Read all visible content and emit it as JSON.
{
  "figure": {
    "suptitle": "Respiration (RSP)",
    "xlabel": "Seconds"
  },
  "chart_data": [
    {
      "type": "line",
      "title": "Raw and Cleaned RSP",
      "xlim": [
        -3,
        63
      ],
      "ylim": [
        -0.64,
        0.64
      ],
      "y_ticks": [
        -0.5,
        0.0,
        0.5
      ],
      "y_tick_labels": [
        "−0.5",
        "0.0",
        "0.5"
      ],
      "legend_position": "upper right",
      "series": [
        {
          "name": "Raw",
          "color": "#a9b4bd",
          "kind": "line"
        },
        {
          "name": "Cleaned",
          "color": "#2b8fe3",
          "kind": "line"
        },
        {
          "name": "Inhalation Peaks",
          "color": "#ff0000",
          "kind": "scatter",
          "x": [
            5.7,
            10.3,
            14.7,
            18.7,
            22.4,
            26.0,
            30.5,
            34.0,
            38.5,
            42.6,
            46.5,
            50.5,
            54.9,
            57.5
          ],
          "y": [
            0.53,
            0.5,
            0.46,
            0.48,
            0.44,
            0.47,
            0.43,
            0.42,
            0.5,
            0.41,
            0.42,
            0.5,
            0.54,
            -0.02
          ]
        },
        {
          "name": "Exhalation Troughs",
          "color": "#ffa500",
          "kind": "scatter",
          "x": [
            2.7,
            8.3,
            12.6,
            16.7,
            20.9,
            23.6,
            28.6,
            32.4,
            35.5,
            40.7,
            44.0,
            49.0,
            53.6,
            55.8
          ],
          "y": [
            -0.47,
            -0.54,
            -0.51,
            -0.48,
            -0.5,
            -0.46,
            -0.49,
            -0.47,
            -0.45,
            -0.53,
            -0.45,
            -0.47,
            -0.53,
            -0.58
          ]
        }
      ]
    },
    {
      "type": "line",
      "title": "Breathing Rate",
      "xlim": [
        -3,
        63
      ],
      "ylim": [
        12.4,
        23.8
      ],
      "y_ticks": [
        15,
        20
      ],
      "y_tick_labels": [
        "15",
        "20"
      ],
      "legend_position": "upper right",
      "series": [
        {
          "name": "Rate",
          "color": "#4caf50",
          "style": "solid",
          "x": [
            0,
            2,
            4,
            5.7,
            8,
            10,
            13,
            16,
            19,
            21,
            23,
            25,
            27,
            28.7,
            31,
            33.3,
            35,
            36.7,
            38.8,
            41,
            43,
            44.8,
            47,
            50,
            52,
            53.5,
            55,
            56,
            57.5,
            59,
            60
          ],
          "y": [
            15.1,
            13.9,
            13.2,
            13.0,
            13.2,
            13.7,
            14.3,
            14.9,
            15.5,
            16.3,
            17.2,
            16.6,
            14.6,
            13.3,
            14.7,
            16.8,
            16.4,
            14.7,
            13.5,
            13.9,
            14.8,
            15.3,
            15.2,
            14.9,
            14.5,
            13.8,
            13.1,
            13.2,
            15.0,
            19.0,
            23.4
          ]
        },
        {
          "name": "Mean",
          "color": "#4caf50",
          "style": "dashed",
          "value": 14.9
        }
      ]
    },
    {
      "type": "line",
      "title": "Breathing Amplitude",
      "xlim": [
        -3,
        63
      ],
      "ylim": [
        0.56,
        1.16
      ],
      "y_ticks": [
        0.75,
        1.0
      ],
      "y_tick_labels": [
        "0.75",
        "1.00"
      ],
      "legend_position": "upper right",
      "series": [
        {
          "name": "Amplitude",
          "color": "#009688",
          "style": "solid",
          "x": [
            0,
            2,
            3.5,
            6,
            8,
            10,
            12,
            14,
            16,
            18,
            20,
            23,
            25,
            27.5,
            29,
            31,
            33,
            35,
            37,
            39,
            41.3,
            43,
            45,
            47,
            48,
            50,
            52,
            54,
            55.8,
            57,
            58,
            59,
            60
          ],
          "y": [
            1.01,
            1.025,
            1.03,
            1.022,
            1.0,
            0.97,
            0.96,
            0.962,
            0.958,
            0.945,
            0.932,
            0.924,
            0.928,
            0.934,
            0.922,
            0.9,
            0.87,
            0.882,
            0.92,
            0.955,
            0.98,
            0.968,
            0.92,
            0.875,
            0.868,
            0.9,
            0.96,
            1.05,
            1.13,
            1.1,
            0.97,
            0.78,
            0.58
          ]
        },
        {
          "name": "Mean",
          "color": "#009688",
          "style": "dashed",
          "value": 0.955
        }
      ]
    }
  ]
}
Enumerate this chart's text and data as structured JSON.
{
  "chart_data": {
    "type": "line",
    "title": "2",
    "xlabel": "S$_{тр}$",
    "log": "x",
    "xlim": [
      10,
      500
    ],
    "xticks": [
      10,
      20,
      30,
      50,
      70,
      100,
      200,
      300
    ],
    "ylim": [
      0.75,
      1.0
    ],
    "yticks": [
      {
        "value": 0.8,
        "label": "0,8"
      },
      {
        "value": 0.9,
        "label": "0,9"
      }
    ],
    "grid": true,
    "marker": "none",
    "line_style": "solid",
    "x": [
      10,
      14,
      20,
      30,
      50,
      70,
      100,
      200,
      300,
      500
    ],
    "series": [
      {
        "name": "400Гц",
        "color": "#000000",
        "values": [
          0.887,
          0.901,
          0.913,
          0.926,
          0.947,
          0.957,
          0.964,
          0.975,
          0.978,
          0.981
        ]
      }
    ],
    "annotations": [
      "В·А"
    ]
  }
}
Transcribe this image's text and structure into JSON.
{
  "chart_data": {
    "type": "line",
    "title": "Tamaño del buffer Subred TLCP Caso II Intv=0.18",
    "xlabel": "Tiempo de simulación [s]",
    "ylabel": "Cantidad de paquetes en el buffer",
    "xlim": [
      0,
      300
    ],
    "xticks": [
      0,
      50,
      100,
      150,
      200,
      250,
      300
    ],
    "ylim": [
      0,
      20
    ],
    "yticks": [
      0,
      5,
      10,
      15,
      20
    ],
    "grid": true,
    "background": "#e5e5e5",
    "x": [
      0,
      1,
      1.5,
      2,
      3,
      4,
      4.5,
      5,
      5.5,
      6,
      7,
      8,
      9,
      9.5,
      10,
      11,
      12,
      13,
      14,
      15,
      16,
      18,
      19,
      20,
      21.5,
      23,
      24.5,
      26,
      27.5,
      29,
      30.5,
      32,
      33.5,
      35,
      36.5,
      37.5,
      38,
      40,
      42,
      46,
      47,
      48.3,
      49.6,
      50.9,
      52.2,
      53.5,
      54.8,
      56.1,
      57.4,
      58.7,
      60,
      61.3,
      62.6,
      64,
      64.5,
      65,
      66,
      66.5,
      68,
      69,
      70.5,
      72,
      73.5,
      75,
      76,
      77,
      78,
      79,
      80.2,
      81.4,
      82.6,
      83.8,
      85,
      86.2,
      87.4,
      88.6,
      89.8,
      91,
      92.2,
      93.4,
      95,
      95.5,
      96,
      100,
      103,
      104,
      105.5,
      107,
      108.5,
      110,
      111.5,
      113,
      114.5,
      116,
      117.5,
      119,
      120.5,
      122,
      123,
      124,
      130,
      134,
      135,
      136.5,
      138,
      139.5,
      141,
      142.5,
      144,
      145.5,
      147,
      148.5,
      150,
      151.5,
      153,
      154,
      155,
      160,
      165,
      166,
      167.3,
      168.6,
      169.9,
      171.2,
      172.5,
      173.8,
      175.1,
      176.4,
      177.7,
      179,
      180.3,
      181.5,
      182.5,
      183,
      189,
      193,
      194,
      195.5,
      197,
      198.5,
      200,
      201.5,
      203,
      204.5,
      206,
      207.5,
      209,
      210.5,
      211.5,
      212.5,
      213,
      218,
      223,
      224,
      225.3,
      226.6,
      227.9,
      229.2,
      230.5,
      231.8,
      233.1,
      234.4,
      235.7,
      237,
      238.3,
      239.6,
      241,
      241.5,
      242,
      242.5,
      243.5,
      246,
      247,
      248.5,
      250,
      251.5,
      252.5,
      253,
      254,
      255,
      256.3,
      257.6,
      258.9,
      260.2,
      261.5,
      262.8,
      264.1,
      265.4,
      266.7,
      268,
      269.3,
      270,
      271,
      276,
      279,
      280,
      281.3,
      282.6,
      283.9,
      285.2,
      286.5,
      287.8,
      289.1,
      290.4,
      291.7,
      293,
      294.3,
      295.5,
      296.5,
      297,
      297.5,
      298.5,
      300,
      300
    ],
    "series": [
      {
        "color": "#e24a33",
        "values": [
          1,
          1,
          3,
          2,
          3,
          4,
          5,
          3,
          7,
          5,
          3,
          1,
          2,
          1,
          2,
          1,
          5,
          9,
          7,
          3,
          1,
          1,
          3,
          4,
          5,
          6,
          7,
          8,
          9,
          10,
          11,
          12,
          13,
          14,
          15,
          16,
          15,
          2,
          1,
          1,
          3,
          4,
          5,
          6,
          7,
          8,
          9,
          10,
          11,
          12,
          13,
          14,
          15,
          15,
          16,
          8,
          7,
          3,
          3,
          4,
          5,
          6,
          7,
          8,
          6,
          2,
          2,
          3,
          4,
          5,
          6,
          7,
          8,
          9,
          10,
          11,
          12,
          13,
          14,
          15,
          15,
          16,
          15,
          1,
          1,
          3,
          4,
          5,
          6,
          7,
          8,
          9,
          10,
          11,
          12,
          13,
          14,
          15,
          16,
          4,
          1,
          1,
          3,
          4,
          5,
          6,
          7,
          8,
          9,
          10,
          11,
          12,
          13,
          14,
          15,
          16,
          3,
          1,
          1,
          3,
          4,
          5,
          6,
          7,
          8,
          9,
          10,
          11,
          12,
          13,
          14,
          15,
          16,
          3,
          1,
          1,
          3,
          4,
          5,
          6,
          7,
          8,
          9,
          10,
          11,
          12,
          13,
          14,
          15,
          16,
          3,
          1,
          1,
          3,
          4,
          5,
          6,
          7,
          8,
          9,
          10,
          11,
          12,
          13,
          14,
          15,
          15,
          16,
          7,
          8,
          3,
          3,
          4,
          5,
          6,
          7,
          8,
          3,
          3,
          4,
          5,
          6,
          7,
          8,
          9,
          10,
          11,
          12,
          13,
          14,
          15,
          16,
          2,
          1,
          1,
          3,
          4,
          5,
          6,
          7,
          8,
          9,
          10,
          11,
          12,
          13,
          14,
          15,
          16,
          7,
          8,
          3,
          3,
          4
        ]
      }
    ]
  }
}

________

» Task to complete: Scan the material above for the word "text". Copy each line where it occurs.

» Solution to this exercise:
Enumerate this chart's text and data as structured JSON.
Transcribe this image's text and structure into JSON.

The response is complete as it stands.